Find the lines that hold the word "bando" and return them.

== == ==

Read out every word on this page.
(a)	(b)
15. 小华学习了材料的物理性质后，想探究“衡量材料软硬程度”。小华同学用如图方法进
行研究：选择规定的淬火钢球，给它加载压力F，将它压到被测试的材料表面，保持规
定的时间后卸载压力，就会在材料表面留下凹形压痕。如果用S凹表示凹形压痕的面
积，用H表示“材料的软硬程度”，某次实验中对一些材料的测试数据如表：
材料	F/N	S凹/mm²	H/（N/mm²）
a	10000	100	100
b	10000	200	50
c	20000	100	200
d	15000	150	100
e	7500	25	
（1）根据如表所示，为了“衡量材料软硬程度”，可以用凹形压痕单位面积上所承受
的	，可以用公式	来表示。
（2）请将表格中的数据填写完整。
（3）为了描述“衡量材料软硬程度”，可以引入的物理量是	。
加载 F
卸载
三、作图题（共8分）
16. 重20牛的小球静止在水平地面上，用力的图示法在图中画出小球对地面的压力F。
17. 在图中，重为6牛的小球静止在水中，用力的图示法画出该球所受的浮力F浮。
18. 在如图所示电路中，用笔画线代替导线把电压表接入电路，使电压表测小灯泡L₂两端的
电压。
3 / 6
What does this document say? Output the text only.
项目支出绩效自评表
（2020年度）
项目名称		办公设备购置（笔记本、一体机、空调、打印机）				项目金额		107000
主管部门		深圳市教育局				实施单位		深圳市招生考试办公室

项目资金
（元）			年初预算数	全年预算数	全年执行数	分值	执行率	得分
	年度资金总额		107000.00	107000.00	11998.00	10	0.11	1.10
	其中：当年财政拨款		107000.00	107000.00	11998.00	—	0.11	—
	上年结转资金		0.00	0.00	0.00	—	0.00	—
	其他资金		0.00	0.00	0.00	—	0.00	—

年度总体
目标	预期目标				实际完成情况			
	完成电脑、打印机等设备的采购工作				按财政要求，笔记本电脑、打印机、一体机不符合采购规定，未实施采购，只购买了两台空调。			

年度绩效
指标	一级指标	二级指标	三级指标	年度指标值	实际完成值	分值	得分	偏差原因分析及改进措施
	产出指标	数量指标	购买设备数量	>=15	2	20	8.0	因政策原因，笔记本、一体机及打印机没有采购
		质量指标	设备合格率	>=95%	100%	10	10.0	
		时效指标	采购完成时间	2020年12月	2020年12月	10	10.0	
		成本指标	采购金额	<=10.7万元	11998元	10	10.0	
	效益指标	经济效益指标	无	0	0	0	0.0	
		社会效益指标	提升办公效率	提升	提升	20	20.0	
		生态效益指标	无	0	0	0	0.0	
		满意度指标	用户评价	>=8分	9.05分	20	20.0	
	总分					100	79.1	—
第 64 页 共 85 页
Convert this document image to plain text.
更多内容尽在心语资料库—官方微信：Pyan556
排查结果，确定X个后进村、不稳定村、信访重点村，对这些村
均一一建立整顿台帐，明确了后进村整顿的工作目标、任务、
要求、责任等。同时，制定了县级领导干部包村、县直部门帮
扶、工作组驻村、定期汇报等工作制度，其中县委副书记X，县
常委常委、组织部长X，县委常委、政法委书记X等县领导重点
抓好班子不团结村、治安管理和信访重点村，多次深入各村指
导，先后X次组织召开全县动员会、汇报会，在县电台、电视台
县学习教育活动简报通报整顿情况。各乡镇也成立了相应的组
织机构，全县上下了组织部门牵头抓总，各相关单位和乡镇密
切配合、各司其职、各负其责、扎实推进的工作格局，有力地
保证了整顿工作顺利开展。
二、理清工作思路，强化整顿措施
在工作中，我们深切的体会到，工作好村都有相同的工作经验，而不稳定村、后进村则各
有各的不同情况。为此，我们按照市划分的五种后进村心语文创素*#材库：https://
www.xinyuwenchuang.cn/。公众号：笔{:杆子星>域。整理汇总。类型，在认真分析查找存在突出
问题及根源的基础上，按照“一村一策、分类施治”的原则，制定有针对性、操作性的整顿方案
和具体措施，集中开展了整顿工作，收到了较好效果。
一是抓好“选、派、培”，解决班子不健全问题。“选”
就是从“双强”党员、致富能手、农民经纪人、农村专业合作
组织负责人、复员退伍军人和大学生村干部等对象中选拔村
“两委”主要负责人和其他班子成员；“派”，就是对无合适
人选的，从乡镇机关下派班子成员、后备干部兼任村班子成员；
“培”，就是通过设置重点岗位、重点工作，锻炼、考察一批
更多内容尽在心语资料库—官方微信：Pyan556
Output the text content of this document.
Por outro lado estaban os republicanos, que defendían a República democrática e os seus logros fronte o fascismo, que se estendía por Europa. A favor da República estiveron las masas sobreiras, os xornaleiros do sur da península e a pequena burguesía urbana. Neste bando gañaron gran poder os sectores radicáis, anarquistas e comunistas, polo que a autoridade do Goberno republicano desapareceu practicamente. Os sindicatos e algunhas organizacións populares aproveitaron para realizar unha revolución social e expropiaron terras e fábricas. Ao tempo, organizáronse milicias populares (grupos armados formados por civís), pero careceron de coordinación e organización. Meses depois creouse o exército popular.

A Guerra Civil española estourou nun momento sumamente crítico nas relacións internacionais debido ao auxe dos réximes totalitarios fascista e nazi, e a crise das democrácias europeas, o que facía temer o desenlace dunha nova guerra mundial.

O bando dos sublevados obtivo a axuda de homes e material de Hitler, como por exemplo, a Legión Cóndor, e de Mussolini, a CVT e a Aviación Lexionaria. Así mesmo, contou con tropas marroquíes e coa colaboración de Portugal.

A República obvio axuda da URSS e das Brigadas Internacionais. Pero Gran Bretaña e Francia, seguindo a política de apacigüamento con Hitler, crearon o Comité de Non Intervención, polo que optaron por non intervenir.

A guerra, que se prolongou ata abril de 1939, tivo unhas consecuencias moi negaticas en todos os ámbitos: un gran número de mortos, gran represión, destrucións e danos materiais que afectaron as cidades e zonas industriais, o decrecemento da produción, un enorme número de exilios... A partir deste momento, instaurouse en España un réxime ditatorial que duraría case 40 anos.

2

== == ==

Answer for the task =
Por outro lado estaban os republicanos, que defendían a República democrática e os seus logros fronte o fascismo, que se estendía por Europa. A favor da República estiveron las masas sobreiras, os xornaleiros do sur da península e a pequena burguesía urbana. Neste bando gañaron gran poder os sectores radicáis, anarquistas e comunistas, polo que a autoridade do Goberno republicano desapareceu practicamente. Os sindicatos e algunhas organizacións populares aproveitaron para realizar unha revolución social e expropiaron terras e fábricas. Ao tempo, organizáronse milicias populares (grupos armados formados por civís), pero careceron de coordinación e organización. Meses depois creouse o exército popular.
O bando dos sublevados obtivo a axuda de homes e material de Hitler, como por exemplo, a Legión Cóndor, e de Mussolini, a CVT e a Aviación Lexionaria. Así mesmo, contou con tropas marroquíes e coa colaboración de Portugal.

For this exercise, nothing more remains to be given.